• Prompt:
Find the word "sources" in the records below. List each line containing it.

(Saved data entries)
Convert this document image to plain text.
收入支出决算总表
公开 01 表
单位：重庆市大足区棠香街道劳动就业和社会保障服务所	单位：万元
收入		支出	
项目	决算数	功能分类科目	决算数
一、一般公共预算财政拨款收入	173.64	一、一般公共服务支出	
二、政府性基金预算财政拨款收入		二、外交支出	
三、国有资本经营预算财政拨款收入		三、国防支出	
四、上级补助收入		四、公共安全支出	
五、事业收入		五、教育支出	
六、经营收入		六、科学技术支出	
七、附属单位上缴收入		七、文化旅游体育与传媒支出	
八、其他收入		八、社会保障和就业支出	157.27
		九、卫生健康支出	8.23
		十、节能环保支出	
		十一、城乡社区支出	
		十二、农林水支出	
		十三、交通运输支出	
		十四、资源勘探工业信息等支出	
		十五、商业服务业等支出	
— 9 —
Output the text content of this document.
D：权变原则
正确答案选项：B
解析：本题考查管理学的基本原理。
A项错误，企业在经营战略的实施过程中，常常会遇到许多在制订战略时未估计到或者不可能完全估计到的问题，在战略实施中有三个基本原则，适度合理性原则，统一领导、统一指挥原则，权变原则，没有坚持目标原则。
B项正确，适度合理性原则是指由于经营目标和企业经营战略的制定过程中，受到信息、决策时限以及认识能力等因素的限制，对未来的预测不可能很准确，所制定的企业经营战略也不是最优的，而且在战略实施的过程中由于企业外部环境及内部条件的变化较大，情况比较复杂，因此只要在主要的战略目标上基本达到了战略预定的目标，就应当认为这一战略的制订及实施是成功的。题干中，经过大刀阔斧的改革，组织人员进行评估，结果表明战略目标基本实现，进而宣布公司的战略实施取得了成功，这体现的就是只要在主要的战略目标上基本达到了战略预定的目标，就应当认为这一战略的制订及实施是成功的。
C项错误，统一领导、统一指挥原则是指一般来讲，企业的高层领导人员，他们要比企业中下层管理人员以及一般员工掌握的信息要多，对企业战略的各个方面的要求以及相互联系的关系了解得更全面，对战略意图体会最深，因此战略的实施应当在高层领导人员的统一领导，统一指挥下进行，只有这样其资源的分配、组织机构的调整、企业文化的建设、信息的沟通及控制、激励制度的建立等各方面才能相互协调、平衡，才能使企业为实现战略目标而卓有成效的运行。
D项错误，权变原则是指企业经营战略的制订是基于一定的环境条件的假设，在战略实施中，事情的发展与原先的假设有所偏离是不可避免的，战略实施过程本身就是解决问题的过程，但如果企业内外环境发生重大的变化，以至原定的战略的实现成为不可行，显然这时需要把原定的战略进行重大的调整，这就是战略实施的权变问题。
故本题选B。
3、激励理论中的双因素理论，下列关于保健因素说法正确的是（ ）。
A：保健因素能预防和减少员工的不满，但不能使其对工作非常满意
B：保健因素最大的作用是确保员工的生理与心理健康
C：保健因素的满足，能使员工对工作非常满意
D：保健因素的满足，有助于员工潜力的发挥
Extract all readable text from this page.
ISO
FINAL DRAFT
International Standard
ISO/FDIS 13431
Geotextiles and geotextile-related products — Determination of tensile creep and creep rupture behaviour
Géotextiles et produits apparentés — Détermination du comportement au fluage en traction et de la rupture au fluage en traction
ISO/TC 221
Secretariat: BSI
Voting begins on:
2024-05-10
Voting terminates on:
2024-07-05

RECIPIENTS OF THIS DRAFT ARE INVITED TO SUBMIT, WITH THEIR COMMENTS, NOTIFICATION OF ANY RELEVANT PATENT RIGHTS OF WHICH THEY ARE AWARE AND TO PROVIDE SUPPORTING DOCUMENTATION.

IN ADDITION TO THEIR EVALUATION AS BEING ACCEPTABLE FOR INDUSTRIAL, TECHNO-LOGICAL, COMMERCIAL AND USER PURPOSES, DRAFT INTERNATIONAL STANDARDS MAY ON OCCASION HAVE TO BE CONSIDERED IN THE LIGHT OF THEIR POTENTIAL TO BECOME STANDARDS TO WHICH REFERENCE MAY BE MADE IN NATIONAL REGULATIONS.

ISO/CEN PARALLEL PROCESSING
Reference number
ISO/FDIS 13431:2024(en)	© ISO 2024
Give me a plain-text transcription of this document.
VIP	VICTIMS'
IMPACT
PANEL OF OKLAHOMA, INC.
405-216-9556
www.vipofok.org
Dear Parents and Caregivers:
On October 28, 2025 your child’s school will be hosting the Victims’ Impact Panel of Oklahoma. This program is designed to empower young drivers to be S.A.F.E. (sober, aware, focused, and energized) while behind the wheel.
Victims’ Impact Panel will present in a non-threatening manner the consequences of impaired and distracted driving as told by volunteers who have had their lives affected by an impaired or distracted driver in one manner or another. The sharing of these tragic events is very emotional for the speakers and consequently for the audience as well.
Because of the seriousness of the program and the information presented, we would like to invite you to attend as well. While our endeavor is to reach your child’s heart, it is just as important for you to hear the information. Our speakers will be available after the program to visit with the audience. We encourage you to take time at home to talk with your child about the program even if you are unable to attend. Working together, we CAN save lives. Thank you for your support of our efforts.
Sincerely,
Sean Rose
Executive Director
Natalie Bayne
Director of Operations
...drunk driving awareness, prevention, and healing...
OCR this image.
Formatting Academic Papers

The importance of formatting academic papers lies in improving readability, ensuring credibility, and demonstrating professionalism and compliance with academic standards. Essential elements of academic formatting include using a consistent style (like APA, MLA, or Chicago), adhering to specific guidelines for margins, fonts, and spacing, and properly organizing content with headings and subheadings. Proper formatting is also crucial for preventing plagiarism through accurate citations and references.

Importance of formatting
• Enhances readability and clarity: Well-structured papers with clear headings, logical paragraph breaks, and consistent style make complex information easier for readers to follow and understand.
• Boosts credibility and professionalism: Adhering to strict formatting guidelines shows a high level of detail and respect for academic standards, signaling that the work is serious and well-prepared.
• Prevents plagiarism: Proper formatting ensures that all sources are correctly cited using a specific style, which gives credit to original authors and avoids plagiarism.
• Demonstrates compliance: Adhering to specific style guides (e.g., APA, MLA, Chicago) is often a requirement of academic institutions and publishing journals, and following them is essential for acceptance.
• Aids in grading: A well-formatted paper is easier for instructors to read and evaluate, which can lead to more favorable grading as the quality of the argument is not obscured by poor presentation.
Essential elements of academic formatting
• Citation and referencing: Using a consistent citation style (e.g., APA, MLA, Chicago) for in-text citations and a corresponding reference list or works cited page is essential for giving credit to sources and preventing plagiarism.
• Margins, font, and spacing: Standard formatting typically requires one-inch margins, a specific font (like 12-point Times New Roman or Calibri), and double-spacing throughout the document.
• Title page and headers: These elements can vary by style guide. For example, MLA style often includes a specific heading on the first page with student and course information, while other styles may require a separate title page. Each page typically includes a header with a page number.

• Full output:
• Prevents plagiarism: Proper formatting ensures that all sources are correctly cited using a specific style, which gives credit to original authors and avoids plagiarism.
• Citation and referencing: Using a consistent citation style (e.g., APA, MLA, Chicago) for in-text citations and a corresponding reference list or works cited page is essential for giving credit to sources and preventing plagiarism.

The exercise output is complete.